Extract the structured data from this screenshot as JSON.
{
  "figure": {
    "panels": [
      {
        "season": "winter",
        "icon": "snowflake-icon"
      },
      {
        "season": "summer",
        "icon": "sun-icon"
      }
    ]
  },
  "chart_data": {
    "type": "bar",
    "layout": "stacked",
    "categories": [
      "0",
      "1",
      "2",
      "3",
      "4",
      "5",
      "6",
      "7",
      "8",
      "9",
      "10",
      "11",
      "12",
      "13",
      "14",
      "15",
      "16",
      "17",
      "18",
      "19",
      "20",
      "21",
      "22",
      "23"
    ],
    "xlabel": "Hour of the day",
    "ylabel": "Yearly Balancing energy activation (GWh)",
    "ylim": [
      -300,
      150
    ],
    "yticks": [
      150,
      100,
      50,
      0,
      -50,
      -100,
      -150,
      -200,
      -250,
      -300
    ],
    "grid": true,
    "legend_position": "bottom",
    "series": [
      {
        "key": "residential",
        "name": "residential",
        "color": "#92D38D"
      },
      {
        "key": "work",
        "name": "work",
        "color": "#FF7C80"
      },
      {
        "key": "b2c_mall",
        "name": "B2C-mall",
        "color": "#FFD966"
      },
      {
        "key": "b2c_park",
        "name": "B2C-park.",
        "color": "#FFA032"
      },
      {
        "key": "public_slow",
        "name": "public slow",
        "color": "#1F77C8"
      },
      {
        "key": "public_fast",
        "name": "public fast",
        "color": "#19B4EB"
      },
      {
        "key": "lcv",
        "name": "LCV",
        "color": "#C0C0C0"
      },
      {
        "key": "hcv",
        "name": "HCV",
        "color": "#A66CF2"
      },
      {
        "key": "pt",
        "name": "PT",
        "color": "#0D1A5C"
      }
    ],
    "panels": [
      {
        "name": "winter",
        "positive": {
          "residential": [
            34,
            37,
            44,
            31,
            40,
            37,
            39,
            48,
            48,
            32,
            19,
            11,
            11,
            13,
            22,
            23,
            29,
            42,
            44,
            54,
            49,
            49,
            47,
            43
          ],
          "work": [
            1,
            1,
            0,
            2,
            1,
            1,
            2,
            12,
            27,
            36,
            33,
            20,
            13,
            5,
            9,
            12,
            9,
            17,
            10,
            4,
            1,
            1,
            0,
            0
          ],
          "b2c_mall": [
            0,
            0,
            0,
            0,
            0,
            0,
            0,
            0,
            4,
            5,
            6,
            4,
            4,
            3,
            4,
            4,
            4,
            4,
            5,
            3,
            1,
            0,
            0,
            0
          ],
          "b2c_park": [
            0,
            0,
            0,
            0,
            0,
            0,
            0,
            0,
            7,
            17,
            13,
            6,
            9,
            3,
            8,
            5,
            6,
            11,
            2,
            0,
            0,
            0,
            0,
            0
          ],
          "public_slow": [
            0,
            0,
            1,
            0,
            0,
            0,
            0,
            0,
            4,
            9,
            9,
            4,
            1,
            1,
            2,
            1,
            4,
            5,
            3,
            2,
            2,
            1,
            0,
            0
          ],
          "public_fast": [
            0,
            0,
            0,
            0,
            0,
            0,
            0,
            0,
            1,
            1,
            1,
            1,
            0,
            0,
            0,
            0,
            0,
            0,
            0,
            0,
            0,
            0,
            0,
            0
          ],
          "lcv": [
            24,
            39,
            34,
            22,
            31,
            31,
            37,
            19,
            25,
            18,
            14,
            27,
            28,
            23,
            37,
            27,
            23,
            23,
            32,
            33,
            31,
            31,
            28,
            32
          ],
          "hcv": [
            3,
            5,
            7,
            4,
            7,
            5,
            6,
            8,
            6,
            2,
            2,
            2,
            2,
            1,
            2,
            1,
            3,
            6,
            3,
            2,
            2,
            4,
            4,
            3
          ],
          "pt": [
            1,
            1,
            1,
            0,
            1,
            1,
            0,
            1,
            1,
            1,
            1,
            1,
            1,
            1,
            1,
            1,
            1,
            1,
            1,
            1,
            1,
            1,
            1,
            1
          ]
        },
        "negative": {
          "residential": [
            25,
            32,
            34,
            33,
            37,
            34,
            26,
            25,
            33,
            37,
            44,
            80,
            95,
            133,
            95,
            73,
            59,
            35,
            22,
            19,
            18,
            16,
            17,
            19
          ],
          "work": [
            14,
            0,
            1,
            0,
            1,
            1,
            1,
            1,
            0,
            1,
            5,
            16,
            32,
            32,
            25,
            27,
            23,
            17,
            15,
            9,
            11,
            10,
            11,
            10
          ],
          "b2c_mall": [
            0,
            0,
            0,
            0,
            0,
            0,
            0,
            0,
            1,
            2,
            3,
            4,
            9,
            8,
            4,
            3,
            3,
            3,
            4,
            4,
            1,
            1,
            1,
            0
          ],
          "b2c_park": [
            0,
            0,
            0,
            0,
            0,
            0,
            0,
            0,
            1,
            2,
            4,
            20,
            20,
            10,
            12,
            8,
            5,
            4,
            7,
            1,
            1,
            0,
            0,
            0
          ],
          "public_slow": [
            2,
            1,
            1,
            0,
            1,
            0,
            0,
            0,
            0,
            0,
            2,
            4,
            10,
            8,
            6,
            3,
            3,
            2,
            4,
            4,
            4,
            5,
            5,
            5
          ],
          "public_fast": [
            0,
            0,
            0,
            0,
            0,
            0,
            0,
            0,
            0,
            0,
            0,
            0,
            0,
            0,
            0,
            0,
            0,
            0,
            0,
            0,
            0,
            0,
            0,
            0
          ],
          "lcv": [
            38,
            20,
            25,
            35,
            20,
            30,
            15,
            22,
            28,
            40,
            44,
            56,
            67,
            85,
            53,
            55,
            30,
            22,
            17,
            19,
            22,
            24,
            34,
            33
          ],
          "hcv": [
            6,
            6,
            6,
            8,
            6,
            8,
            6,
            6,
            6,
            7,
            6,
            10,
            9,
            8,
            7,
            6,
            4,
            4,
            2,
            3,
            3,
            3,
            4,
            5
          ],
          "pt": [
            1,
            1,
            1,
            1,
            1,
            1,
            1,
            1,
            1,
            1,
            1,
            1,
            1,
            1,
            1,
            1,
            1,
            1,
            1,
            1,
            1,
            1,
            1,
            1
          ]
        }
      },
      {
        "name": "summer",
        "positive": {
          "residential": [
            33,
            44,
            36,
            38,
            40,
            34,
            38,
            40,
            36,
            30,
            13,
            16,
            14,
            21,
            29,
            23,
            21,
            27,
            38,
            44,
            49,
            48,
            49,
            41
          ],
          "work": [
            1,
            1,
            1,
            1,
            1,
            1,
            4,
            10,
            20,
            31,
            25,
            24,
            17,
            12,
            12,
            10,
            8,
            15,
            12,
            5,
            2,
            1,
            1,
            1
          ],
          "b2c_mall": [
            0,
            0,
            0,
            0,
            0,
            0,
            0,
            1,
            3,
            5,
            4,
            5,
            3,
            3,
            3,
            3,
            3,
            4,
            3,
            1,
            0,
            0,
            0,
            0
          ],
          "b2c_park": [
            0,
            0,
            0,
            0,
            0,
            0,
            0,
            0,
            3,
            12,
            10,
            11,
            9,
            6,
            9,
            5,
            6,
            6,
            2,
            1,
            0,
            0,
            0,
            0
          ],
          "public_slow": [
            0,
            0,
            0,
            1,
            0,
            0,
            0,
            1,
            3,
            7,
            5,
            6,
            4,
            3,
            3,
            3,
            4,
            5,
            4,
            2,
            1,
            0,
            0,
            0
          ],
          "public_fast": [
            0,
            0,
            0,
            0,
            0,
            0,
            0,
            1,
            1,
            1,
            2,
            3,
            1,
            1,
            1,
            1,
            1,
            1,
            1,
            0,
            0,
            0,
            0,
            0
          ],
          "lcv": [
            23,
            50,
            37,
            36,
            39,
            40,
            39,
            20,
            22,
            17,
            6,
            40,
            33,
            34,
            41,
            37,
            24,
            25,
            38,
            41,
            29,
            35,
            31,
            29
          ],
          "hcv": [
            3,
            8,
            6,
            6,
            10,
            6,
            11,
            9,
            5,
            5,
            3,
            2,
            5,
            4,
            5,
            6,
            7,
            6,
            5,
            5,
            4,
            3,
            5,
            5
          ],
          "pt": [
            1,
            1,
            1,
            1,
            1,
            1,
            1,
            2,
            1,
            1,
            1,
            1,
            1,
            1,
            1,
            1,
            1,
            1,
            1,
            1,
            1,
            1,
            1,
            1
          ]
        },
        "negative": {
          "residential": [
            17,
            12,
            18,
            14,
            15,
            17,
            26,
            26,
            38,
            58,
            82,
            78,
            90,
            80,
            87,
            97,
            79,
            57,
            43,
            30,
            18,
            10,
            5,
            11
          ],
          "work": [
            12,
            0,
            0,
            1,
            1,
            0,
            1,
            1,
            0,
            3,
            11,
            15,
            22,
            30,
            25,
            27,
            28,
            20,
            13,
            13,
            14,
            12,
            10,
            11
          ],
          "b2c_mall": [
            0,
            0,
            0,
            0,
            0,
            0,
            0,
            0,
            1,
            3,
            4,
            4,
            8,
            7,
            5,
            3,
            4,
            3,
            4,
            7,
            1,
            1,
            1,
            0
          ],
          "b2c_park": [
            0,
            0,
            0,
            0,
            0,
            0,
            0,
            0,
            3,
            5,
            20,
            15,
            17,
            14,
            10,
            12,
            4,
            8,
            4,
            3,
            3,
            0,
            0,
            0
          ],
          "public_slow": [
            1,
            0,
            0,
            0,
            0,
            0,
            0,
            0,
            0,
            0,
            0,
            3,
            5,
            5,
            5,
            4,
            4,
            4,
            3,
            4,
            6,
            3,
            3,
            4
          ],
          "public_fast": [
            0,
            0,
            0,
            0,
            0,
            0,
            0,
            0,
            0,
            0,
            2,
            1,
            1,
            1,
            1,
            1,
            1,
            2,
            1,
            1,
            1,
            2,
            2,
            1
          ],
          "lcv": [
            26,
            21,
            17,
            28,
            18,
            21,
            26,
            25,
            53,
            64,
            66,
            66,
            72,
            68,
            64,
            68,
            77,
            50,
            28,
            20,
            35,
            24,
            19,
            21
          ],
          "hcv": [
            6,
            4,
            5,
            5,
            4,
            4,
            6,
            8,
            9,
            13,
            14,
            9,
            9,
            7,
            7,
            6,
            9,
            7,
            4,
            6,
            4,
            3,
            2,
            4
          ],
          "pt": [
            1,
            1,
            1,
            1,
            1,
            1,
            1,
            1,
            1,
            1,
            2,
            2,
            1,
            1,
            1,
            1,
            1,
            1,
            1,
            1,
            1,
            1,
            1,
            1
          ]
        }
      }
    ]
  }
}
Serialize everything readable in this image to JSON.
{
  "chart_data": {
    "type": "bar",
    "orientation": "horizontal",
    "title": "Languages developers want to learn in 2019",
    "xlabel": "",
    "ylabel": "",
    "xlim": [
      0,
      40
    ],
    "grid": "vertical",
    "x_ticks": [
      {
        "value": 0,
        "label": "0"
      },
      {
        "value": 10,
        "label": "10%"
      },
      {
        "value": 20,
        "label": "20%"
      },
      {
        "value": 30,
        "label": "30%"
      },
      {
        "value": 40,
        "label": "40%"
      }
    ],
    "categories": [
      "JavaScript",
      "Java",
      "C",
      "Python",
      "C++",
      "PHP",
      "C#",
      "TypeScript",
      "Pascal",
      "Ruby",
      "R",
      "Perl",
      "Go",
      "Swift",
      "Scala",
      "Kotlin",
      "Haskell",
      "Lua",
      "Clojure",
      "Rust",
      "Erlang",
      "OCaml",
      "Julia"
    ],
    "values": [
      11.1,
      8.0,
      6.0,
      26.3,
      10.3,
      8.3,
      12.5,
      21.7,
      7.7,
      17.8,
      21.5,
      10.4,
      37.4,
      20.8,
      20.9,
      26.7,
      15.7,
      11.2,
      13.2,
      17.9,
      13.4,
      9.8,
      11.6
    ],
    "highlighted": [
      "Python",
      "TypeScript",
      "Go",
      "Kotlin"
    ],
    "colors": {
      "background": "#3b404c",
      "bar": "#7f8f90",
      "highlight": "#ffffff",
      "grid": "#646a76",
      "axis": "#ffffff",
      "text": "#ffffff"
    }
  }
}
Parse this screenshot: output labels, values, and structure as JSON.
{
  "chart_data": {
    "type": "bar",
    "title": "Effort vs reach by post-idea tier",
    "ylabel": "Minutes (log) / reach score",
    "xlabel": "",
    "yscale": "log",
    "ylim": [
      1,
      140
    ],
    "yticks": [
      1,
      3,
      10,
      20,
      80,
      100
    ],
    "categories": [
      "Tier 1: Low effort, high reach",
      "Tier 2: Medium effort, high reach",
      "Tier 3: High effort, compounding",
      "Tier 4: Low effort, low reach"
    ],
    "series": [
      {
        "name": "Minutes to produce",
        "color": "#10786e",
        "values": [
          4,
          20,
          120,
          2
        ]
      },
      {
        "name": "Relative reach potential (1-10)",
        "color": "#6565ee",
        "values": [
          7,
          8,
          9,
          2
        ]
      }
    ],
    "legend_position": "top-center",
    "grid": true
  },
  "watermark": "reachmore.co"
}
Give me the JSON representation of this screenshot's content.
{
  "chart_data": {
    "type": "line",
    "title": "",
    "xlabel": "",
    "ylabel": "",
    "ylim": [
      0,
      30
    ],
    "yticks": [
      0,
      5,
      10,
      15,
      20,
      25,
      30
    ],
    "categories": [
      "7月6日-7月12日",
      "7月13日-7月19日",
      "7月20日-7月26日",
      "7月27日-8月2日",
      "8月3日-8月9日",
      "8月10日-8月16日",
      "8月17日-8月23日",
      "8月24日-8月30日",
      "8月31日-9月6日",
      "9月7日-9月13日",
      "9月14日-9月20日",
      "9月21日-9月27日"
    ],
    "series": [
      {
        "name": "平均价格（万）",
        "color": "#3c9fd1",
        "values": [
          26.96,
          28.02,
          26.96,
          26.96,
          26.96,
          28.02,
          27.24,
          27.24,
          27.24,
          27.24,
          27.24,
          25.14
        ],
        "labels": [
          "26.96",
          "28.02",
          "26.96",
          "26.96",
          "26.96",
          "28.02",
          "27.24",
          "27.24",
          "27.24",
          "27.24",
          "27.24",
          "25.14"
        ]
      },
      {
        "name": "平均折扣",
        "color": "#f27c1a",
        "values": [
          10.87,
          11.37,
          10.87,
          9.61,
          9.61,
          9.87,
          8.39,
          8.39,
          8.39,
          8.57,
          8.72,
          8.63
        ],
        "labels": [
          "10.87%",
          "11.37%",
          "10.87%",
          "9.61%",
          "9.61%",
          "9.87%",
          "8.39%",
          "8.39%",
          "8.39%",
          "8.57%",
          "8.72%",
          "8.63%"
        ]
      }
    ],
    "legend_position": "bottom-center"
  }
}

* * * * *

Stated exercise — Begin with the line containing "Give me the" and repeat each line exactly until the records above end.

Response to the exercise —
Give me the JSON representation of this screenshot's content.
{
  "chart_data": {
    "type": "line",
    "title": "",
    "xlabel": "",
    "ylabel": "",
    "ylim": [
      0,
      30
    ],
    "yticks": [
      0,
      5,
      10,
      15,
      20,
      25,
      30
    ],
    "categories": [
      "7月6日-7月12日",
      "7月13日-7月19日",
      "7月20日-7月26日",
      "7月27日-8月2日",
      "8月3日-8月9日",
      "8月10日-8月16日",
      "8月17日-8月23日",
      "8月24日-8月30日",
      "8月31日-9月6日",
      "9月7日-9月13日",
      "9月14日-9月20日",
      "9月21日-9月27日"
    ],
    "series": [
      {
        "name": "平均价格（万）",
        "color": "#3c9fd1",
        "values": [
          26.96,
          28.02,
          26.96,
          26.96,
          26.96,
          28.02,
          27.24,
          27.24,
          27.24,
          27.24,
          27.24,
          25.14
        ],
        "labels": [
          "26.96",
          "28.02",
          "26.96",
          "26.96",
          "26.96",
          "28.02",
          "27.24",
          "27.24",
          "27.24",
          "27.24",
          "27.24",
          "25.14"
        ]
      },
      {
        "name": "平均折扣",
        "color": "#f27c1a",
        "values": [
          10.87,
          11.37,
          10.87,
          9.61,
          9.61,
          9.87,
          8.39,
          8.39,
          8.39,
          8.57,
          8.72,
          8.63
        ],
        "labels": [
          "10.87%",
          "11.37%",
          "10.87%",
          "9.61%",
          "9.61%",
          "9.87%",
          "8.39%",
          "8.39%",
          "8.39%",
          "8.57%",
          "8.72%",
          "8.63%"
        ]
      }
    ],
    "legend_position": "bottom-center"
  }
}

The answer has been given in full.